What to work on:
Please output the listing below line for line, without changing any character.

(Dataset records)
──────────

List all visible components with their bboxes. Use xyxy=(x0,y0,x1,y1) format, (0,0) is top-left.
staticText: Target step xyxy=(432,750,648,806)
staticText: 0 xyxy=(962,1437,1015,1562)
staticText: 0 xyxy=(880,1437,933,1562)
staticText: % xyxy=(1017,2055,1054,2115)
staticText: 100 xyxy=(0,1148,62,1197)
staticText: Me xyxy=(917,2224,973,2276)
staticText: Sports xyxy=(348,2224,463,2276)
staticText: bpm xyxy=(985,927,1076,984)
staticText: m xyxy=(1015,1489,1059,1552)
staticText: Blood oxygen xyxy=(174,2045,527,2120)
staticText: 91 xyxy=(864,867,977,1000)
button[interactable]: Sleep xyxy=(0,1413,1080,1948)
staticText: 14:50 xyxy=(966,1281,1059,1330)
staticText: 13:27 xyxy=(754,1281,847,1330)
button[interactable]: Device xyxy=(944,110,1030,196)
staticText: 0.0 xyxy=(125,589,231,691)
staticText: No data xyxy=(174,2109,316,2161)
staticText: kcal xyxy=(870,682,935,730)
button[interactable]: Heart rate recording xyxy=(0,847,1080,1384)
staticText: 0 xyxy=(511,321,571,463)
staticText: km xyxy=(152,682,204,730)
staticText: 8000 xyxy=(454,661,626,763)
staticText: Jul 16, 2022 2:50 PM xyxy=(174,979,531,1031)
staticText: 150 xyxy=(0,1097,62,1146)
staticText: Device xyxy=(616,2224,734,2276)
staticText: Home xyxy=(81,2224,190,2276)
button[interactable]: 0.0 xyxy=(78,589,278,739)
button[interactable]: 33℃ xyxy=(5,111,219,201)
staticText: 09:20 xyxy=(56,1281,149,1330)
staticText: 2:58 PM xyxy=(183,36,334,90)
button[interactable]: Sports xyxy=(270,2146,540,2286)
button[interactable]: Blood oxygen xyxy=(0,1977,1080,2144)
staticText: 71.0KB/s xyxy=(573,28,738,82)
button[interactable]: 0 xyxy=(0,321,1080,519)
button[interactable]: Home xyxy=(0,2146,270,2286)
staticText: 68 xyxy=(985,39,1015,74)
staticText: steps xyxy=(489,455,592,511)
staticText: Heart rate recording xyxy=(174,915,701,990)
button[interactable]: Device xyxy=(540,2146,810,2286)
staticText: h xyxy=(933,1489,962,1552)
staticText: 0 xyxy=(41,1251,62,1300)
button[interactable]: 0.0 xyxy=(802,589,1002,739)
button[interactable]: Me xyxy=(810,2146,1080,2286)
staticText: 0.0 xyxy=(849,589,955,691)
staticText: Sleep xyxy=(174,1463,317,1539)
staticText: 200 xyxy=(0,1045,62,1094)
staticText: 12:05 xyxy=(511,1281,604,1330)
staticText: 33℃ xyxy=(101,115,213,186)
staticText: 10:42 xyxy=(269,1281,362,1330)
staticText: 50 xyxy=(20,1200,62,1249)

──────────

Exercise output:
List all visible components with their bboxes. Use xyxy=(x0,y0,x1,y1) format, (0,0) is top-left.
staticText: Target step xyxy=(432,750,648,806)
staticText: 0 xyxy=(962,1437,1015,1562)
staticText: 0 xyxy=(880,1437,933,1562)
staticText: % xyxy=(1017,2055,1054,2115)
staticText: 100 xyxy=(0,1148,62,1197)
staticText: Me xyxy=(917,2224,973,2276)
staticText: Sports xyxy=(348,2224,463,2276)
staticText: bpm xyxy=(985,927,1076,984)
staticText: m xyxy=(1015,1489,1059,1552)
staticText: Blood oxygen xyxy=(174,2045,527,2120)
staticText: 91 xyxy=(864,867,977,1000)
button[interactable]: Sleep xyxy=(0,1413,1080,1948)
staticText: 14:50 xyxy=(966,1281,1059,1330)
staticText: 13:27 xyxy=(754,1281,847,1330)
button[interactable]: Device xyxy=(944,110,1030,196)
staticText: 0.0 xyxy=(125,589,231,691)
staticText: No data xyxy=(174,2109,316,2161)
staticText: kcal xyxy=(870,682,935,730)
button[interactable]: Heart rate recording xyxy=(0,847,1080,1384)
staticText: 0 xyxy=(511,321,571,463)
staticText: km xyxy=(152,682,204,730)
staticText: 8000 xyxy=(454,661,626,763)
staticText: Jul 16, 2022 2:50 PM xyxy=(174,979,531,1031)
staticText: 150 xyxy=(0,1097,62,1146)
staticText: Device xyxy=(616,2224,734,2276)
staticText: Home xyxy=(81,2224,190,2276)
button[interactable]: 0.0 xyxy=(78,589,278,739)
button[interactable]: 33℃ xyxy=(5,111,219,201)
staticText: 09:20 xyxy=(56,1281,149,1330)
staticText: 2:58 PM xyxy=(183,36,334,90)
button[interactable]: Sports xyxy=(270,2146,540,2286)
button[interactable]: Blood oxygen xyxy=(0,1977,1080,2144)
staticText: 71.0KB/s xyxy=(573,28,738,82)
button[interactable]: 0 xyxy=(0,321,1080,519)
button[interactable]: Home xyxy=(0,2146,270,2286)
staticText: 68 xyxy=(985,39,1015,74)
staticText: steps xyxy=(489,455,592,511)
staticText: Heart rate recording xyxy=(174,915,701,990)
button[interactable]: Device xyxy=(540,2146,810,2286)
staticText: h xyxy=(933,1489,962,1552)
staticText: 0 xyxy=(41,1251,62,1300)
button[interactable]: 0.0 xyxy=(802,589,1002,739)
button[interactable]: Me xyxy=(810,2146,1080,2286)
staticText: 0.0 xyxy=(849,589,955,691)
staticText: Sleep xyxy=(174,1463,317,1539)
staticText: 200 xyxy=(0,1045,62,1094)
staticText: 12:05 xyxy=(511,1281,604,1330)
staticText: 33℃ xyxy=(101,115,213,186)
staticText: 10:42 xyxy=(269,1281,362,1330)
staticText: 50 xyxy=(20,1200,62,1249)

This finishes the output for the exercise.